◆ THE TASK ◆
Transcribe the entries below exactly.

◆ SOURCE RECORDS ◆
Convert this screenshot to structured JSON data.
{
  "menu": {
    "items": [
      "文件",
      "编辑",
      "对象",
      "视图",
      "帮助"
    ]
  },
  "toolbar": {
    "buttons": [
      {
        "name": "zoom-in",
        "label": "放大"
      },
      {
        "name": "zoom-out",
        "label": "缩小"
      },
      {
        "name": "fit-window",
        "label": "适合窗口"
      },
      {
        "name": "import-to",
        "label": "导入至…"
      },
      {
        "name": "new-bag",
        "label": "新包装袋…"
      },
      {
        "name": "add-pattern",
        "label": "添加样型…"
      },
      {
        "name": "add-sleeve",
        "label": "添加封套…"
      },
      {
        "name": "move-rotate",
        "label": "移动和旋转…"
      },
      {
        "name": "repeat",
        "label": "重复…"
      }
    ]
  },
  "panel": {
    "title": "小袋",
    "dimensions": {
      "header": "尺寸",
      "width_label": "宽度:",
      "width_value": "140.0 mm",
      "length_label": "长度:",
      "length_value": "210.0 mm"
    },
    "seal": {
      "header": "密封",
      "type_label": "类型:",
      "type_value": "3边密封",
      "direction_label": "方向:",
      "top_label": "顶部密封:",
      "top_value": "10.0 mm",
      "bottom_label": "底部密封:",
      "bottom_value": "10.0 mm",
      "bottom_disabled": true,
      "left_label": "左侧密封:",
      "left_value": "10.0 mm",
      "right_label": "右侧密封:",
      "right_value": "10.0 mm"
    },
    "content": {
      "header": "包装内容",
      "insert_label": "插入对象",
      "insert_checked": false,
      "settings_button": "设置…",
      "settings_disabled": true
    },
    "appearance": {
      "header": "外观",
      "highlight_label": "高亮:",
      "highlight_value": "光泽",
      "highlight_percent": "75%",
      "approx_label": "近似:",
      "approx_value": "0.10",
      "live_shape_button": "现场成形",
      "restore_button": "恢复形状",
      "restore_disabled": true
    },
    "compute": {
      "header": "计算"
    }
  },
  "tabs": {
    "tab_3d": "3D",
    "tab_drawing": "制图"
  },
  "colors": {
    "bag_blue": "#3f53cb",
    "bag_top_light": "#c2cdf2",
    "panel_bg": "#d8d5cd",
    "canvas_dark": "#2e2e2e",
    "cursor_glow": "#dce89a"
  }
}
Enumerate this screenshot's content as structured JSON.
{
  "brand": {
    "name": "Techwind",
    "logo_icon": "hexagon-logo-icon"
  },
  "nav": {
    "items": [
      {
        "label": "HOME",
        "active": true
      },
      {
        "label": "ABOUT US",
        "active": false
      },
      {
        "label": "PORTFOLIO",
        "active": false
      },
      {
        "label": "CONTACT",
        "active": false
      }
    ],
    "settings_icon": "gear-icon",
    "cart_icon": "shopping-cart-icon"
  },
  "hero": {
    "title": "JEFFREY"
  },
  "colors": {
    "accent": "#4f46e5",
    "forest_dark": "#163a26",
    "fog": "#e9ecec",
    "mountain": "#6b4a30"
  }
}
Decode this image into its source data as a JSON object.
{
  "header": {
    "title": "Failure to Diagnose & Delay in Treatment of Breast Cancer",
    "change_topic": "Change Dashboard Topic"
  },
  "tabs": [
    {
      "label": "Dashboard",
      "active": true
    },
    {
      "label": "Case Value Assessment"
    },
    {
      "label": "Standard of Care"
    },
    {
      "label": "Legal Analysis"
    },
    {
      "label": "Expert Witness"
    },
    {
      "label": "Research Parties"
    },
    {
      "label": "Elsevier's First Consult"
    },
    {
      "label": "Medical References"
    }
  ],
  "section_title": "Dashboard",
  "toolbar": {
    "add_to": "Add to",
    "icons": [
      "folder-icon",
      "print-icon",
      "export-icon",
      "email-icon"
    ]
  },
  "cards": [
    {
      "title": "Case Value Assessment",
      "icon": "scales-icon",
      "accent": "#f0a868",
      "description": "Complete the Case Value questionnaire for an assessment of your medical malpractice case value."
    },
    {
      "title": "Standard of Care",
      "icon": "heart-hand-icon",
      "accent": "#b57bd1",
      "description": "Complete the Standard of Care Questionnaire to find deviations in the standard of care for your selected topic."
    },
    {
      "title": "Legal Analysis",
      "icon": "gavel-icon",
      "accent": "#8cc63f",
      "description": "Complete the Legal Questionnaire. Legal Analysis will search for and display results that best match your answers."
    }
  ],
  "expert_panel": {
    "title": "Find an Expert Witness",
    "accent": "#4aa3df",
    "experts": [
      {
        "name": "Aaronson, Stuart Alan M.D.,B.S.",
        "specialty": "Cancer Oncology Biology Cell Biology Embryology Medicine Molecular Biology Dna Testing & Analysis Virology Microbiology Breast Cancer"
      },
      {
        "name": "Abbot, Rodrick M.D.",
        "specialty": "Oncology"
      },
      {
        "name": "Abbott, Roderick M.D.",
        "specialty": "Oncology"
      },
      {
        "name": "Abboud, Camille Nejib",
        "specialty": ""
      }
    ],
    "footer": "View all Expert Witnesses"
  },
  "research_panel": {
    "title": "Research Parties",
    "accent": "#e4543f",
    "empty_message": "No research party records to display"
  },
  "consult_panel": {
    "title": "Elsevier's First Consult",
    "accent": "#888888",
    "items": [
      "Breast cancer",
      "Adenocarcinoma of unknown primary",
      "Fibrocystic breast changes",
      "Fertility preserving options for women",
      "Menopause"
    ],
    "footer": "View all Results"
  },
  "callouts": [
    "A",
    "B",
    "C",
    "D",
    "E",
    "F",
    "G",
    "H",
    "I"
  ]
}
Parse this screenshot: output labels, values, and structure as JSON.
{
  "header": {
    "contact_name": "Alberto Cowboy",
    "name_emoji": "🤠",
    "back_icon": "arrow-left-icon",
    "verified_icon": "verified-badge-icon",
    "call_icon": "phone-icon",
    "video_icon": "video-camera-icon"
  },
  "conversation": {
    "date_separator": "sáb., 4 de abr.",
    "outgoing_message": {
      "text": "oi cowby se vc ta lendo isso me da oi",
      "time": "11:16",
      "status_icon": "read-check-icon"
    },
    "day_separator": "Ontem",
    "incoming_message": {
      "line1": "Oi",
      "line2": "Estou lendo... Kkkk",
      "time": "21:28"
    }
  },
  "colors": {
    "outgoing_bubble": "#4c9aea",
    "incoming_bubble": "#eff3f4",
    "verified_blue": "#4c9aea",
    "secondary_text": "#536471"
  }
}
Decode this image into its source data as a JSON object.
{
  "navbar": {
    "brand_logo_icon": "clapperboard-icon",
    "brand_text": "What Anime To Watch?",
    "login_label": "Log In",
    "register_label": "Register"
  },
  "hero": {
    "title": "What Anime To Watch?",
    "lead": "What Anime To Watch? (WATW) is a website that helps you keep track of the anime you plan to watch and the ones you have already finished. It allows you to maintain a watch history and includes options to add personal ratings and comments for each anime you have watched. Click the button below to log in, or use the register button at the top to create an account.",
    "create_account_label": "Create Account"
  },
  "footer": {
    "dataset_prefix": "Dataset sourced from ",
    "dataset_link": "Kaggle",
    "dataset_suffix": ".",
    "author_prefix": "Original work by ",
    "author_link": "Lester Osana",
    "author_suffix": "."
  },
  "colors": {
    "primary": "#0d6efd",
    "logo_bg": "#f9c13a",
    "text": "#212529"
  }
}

◆ WORKED SOLUTION ◆
Convert this screenshot to structured JSON data.
{
  "menu": {
    "items": [
      "文件",
      "编辑",
      "对象",
      "视图",
      "帮助"
    ]
  },
  "toolbar": {
    "buttons": [
      {
        "name": "zoom-in",
        "label": "放大"
      },
      {
        "name": "zoom-out",
        "label": "缩小"
      },
      {
        "name": "fit-window",
        "label": "适合窗口"
      },
      {
        "name": "import-to",
        "label": "导入至…"
      },
      {
        "name": "new-bag",
        "label": "新包装袋…"
      },
      {
        "name": "add-pattern",
        "label": "添加样型…"
      },
      {
        "name": "add-sleeve",
        "label": "添加封套…"
      },
      {
        "name": "move-rotate",
        "label": "移动和旋转…"
      },
      {
        "name": "repeat",
        "label": "重复…"
      }
    ]
  },
  "panel": {
    "title": "小袋",
    "dimensions": {
      "header": "尺寸",
      "width_label": "宽度:",
      "width_value": "140.0 mm",
      "length_label": "长度:",
      "length_value": "210.0 mm"
    },
    "seal": {
      "header": "密封",
      "type_label": "类型:",
      "type_value": "3边密封",
      "direction_label": "方向:",
      "top_label": "顶部密封:",
      "top_value": "10.0 mm",
      "bottom_label": "底部密封:",
      "bottom_value": "10.0 mm",
      "bottom_disabled": true,
      "left_label": "左侧密封:",
      "left_value": "10.0 mm",
      "right_label": "右侧密封:",
      "right_value": "10.0 mm"
    },
    "content": {
      "header": "包装内容",
      "insert_label": "插入对象",
      "insert_checked": false,
      "settings_button": "设置…",
      "settings_disabled": true
    },
    "appearance": {
      "header": "外观",
      "highlight_label": "高亮:",
      "highlight_value": "光泽",
      "highlight_percent": "75%",
      "approx_label": "近似:",
      "approx_value": "0.10",
      "live_shape_button": "现场成形",
      "restore_button": "恢复形状",
      "restore_disabled": true
    },
    "compute": {
      "header": "计算"
    }
  },
  "tabs": {
    "tab_3d": "3D",
    "tab_drawing": "制图"
  },
  "colors": {
    "bag_blue": "#3f53cb",
    "bag_top_light": "#c2cdf2",
    "panel_bg": "#d8d5cd",
    "canvas_dark": "#2e2e2e",
    "cursor_glow": "#dce89a"
  }
}
Enumerate this screenshot's content as structured JSON.
{
  "brand": {
    "name": "Techwind",
    "logo_icon": "hexagon-logo-icon"
  },
  "nav": {
    "items": [
      {
        "label": "HOME",
        "active": true
      },
      {
        "label": "ABOUT US",
        "active": false
      },
      {
        "label": "PORTFOLIO",
        "active": false
      },
      {
        "label": "CONTACT",
        "active": false
      }
    ],
    "settings_icon": "gear-icon",
    "cart_icon": "shopping-cart-icon"
  },
  "hero": {
    "title": "JEFFREY"
  },
  "colors": {
    "accent": "#4f46e5",
    "forest_dark": "#163a26",
    "fog": "#e9ecec",
    "mountain": "#6b4a30"
  }
}
Decode this image into its source data as a JSON object.
{
  "header": {
    "title": "Failure to Diagnose & Delay in Treatment of Breast Cancer",
    "change_topic": "Change Dashboard Topic"
  },
  "tabs": [
    {
      "label": "Dashboard",
      "active": true
    },
    {
      "label": "Case Value Assessment"
    },
    {
      "label": "Standard of Care"
    },
    {
      "label": "Legal Analysis"
    },
    {
      "label": "Expert Witness"
    },
    {
      "label": "Research Parties"
    },
    {
      "label": "Elsevier's First Consult"
    },
    {
      "label": "Medical References"
    }
  ],
  "section_title": "Dashboard",
  "toolbar": {
    "add_to": "Add to",
    "icons": [
      "folder-icon",
      "print-icon",
      "export-icon",
      "email-icon"
    ]
  },
  "cards": [
    {
      "title": "Case Value Assessment",
      "icon": "scales-icon",
      "accent": "#f0a868",
      "description": "Complete the Case Value questionnaire for an assessment of your medical malpractice case value."
    },
    {
      "title": "Standard of Care",
      "icon": "heart-hand-icon",
      "accent": "#b57bd1",
      "description": "Complete the Standard of Care Questionnaire to find deviations in the standard of care for your selected topic."
    },
    {
      "title": "Legal Analysis",
      "icon": "gavel-icon",
      "accent": "#8cc63f",
      "description": "Complete the Legal Questionnaire. Legal Analysis will search for and display results that best match your answers."
    }
  ],
  "expert_panel": {
    "title": "Find an Expert Witness",
    "accent": "#4aa3df",
    "experts": [
      {
        "name": "Aaronson, Stuart Alan M.D.,B.S.",
        "specialty": "Cancer Oncology Biology Cell Biology Embryology Medicine Molecular Biology Dna Testing & Analysis Virology Microbiology Breast Cancer"
      },
      {
        "name": "Abbot, Rodrick M.D.",
        "specialty": "Oncology"
      },
      {
        "name": "Abbott, Roderick M.D.",
        "specialty": "Oncology"
      },
      {
        "name": "Abboud, Camille Nejib",
        "specialty": ""
      }
    ],
    "footer": "View all Expert Witnesses"
  },
  "research_panel": {
    "title": "Research Parties",
    "accent": "#e4543f",
    "empty_message": "No research party records to display"
  },
  "consult_panel": {
    "title": "Elsevier's First Consult",
    "accent": "#888888",
    "items": [
      "Breast cancer",
      "Adenocarcinoma of unknown primary",
      "Fibrocystic breast changes",
      "Fertility preserving options for women",
      "Menopause"
    ],
    "footer": "View all Results"
  },
  "callouts": [
    "A",
    "B",
    "C",
    "D",
    "E",
    "F",
    "G",
    "H",
    "I"
  ]
}
Parse this screenshot: output labels, values, and structure as JSON.
{
  "header": {
    "contact_name": "Alberto Cowboy",
    "name_emoji": "🤠",
    "back_icon": "arrow-left-icon",
    "verified_icon": "verified-badge-icon",
    "call_icon": "phone-icon",
    "video_icon": "video-camera-icon"
  },
  "conversation": {
    "date_separator": "sáb., 4 de abr.",
    "outgoing_message": {
      "text": "oi cowby se vc ta lendo isso me da oi",
      "time": "11:16",
      "status_icon": "read-check-icon"
    },
    "day_separator": "Ontem",
    "incoming_message": {
      "line1": "Oi",
      "line2": "Estou lendo... Kkkk",
      "time": "21:28"
    }
  },
  "colors": {
    "outgoing_bubble": "#4c9aea",
    "incoming_bubble": "#eff3f4",
    "verified_blue": "#4c9aea",
    "secondary_text": "#536471"
  }
}
Decode this image into its source data as a JSON object.
{
  "navbar": {
    "brand_logo_icon": "clapperboard-icon",
    "brand_text": "What Anime To Watch?",
    "login_label": "Log In",
    "register_label": "Register"
  },
  "hero": {
    "title": "What Anime To Watch?",
    "lead": "What Anime To Watch? (WATW) is a website that helps you keep track of the anime you plan to watch and the ones you have already finished. It allows you to maintain a watch history and includes options to add personal ratings and comments for each anime you have watched. Click the button below to log in, or use the register button at the top to create an account.",
    "create_account_label": "Create Account"
  },
  "footer": {
    "dataset_prefix": "Dataset sourced from ",
    "dataset_link": "Kaggle",
    "dataset_suffix": ".",
    "author_prefix": "Original work by ",
    "author_link": "Lester Osana",
    "author_suffix": "."
  },
  "colors": {
    "primary": "#0d6efd",
    "logo_bg": "#f9c13a",
    "text": "#212529"
  }
}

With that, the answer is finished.